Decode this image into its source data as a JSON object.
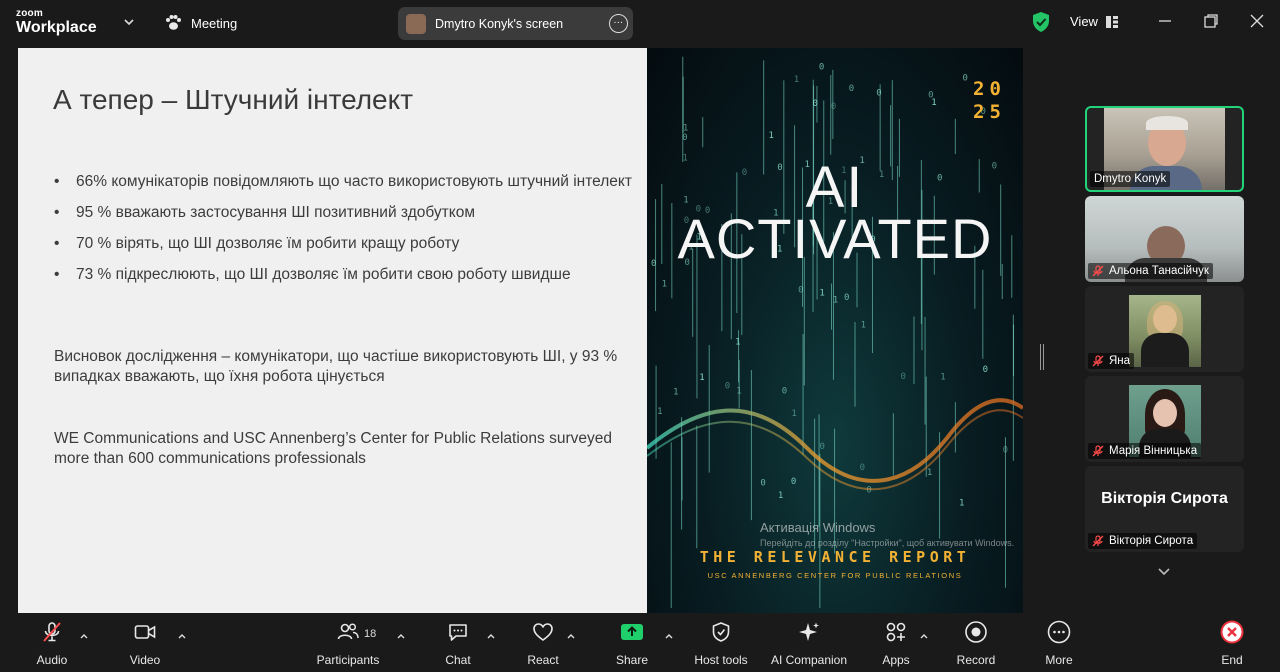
{
  "app": {
    "logo_top": "zoom",
    "logo_bottom": "Workplace",
    "meeting_label": "Meeting"
  },
  "share_pill": {
    "label": "Dmytro Konyk's screen"
  },
  "header": {
    "view_label": "View"
  },
  "slide": {
    "title": "А тепер – Штучний інтелект",
    "bullets": [
      "66% комунікаторів повідомляють що часто використовують штучний інтелект",
      "95 % вважають застосування ШІ позитивний здобутком",
      "70 % вірять, що ШІ дозволяє їм робити кращу роботу",
      "73 % підкреслюють, що ШІ дозволяє їм робити свою роботу швидше"
    ],
    "conclusion": "Висновок дослідження – комунікатори, що частіше використовують ШІ, у 93 % випадках вважають, що їхня робота цінується",
    "source": "WE Communications and USC Annenberg’s Center for Public Relations surveyed more than 600 communications professionals",
    "cover": {
      "year_top": "20",
      "year_bottom": "25",
      "headline_1": "AI",
      "headline_2": "ACTIVATED",
      "report_title": "THE RELEVANCE REPORT",
      "report_sub": "USC ANNENBERG CENTER FOR PUBLIC RELATIONS"
    },
    "watermark": {
      "line1": "Активація Windows",
      "line2": "Перейдіть до розділу \"Настройки\", щоб активувати Windows."
    }
  },
  "participants": [
    {
      "name": "Dmytro Konyk",
      "muted": false,
      "active": true
    },
    {
      "name": "Альона Танасійчук",
      "muted": true
    },
    {
      "name": "Яна",
      "muted": true
    },
    {
      "name": "Марія Вінницька",
      "muted": true
    },
    {
      "name": "Вікторія Сирота",
      "display_text": "Вікторія Сирота",
      "muted": true
    }
  ],
  "toolbar": {
    "audio": "Audio",
    "video": "Video",
    "participants": "Participants",
    "participants_count": "18",
    "chat": "Chat",
    "react": "React",
    "share": "Share",
    "host_tools": "Host tools",
    "ai_companion": "AI Companion",
    "apps": "Apps",
    "record": "Record",
    "more": "More",
    "end": "End"
  },
  "colors": {
    "accent_green": "#23d37a",
    "share_green": "#1fcf6b",
    "end_red": "#e8323c",
    "cover_gold": "#f3b234"
  }
}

──────

Exercise goal
For each line above that contains the word "Dmytro", copy that line.

Correct output
    "label": "Dmytro Konyk's screen"
      "name": "Dmytro Konyk",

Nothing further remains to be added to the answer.